§ **DATA ROWS**:
— BEGIN —

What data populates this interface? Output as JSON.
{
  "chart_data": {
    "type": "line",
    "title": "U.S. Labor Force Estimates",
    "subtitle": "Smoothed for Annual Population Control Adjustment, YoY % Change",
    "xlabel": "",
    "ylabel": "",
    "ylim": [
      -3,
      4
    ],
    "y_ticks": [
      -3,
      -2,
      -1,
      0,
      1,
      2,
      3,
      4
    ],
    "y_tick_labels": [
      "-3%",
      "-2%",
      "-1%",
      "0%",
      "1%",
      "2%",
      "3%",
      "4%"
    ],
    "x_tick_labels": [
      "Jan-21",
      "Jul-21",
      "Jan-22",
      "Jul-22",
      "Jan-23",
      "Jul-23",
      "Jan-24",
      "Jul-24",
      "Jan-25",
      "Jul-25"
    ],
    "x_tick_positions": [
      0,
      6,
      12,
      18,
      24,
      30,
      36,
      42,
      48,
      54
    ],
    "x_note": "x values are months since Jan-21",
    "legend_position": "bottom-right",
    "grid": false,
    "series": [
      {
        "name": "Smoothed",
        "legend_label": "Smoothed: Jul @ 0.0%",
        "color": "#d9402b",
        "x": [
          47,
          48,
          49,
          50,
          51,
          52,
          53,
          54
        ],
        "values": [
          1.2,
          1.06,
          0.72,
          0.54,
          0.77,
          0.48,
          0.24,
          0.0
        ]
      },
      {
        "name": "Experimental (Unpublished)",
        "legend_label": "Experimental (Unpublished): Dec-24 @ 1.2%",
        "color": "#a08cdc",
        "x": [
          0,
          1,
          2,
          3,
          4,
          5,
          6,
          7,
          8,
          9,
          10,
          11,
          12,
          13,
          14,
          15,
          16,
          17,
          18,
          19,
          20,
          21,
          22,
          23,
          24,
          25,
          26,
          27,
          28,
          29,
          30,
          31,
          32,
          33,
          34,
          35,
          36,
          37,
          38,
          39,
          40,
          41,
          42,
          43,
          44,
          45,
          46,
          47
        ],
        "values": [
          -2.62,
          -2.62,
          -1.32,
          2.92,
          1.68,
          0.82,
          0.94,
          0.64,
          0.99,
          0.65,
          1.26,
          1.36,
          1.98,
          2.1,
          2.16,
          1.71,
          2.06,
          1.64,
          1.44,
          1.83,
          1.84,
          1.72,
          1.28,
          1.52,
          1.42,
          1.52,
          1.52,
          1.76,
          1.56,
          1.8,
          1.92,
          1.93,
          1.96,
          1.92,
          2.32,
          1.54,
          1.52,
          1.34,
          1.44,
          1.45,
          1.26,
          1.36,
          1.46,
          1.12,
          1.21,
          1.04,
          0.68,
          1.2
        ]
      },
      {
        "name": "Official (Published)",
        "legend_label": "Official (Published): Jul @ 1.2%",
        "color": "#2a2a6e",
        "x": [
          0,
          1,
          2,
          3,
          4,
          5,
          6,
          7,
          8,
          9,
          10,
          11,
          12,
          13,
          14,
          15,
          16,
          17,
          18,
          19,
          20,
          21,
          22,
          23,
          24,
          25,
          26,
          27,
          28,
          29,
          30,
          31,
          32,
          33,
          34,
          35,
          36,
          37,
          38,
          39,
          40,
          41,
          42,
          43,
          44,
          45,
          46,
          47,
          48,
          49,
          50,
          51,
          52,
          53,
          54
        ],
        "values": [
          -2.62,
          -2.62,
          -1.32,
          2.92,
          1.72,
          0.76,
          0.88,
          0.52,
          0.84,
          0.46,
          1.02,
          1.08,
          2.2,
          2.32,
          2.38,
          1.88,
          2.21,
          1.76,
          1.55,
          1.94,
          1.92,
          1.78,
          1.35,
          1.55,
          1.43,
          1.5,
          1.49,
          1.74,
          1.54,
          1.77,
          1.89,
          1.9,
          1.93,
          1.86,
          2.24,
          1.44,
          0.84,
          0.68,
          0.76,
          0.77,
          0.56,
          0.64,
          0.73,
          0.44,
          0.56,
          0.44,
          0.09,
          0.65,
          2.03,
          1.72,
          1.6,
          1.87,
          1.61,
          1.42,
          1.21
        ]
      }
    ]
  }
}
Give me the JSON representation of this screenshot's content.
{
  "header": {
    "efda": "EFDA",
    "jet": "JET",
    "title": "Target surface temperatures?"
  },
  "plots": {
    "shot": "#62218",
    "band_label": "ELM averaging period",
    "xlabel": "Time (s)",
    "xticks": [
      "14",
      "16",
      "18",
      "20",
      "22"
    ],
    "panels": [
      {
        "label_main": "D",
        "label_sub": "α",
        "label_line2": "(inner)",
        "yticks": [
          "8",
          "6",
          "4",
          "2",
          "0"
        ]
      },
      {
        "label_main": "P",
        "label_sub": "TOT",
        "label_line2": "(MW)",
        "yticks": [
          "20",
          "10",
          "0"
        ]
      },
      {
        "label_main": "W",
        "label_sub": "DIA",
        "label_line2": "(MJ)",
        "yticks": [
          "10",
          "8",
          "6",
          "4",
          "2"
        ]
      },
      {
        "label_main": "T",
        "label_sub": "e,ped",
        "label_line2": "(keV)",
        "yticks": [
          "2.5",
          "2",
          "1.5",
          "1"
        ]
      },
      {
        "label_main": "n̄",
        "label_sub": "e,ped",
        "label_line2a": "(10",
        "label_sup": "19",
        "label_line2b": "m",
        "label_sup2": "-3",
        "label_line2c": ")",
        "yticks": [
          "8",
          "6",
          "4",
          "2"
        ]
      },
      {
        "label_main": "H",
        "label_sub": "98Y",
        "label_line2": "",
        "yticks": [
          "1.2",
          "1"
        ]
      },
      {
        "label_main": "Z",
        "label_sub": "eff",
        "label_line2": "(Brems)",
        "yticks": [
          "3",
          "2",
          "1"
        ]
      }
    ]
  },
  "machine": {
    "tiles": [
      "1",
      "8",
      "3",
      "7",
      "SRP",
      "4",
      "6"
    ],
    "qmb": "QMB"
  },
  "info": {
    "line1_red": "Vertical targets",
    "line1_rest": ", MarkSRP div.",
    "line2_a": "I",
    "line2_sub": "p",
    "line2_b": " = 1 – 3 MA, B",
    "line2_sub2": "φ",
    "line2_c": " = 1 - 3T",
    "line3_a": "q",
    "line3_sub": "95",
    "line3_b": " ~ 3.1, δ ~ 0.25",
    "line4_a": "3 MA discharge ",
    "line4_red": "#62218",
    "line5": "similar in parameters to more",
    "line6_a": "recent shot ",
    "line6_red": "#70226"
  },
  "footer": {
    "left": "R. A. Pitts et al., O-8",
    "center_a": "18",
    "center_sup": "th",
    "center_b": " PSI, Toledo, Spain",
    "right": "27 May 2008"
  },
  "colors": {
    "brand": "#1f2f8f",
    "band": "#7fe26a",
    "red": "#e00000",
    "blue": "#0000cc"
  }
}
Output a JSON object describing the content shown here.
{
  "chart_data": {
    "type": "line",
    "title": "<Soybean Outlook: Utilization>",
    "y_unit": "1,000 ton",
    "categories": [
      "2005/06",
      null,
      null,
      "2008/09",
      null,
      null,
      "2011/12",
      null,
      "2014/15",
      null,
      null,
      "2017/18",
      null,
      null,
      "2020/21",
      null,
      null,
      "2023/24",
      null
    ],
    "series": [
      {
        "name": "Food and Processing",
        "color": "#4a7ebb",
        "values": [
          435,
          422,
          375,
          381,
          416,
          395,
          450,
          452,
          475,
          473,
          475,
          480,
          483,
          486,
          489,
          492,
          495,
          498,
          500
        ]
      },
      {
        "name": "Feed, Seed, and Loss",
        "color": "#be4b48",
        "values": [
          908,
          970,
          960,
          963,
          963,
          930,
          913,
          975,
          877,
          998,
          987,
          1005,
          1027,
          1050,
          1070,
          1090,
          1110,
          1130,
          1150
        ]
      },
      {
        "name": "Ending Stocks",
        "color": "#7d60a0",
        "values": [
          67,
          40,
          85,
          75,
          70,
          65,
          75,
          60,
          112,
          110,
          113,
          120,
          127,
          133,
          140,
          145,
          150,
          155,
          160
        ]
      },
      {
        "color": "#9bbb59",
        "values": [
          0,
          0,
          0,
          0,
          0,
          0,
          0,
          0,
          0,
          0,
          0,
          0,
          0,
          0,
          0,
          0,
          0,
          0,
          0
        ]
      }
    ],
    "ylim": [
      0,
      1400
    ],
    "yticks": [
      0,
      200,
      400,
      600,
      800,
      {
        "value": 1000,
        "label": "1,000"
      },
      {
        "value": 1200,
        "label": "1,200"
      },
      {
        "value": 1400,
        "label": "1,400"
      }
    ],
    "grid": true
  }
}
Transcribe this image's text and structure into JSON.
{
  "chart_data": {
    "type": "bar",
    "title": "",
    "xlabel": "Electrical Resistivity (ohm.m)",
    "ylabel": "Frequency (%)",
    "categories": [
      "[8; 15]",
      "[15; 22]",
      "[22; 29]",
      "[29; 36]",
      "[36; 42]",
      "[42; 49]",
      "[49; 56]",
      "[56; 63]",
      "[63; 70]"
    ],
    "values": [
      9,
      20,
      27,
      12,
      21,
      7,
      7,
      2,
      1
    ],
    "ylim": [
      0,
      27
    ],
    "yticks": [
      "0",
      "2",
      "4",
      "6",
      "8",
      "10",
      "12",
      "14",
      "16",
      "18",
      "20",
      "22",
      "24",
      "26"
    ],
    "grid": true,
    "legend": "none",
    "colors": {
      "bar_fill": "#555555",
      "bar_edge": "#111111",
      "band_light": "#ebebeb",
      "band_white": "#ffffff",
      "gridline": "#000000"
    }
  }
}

— END —

§ **THE EXERCISE**: Going through the lines above one by one, tally those with the word "name" and give only the total.

§ **TASK RESPONSE**: 6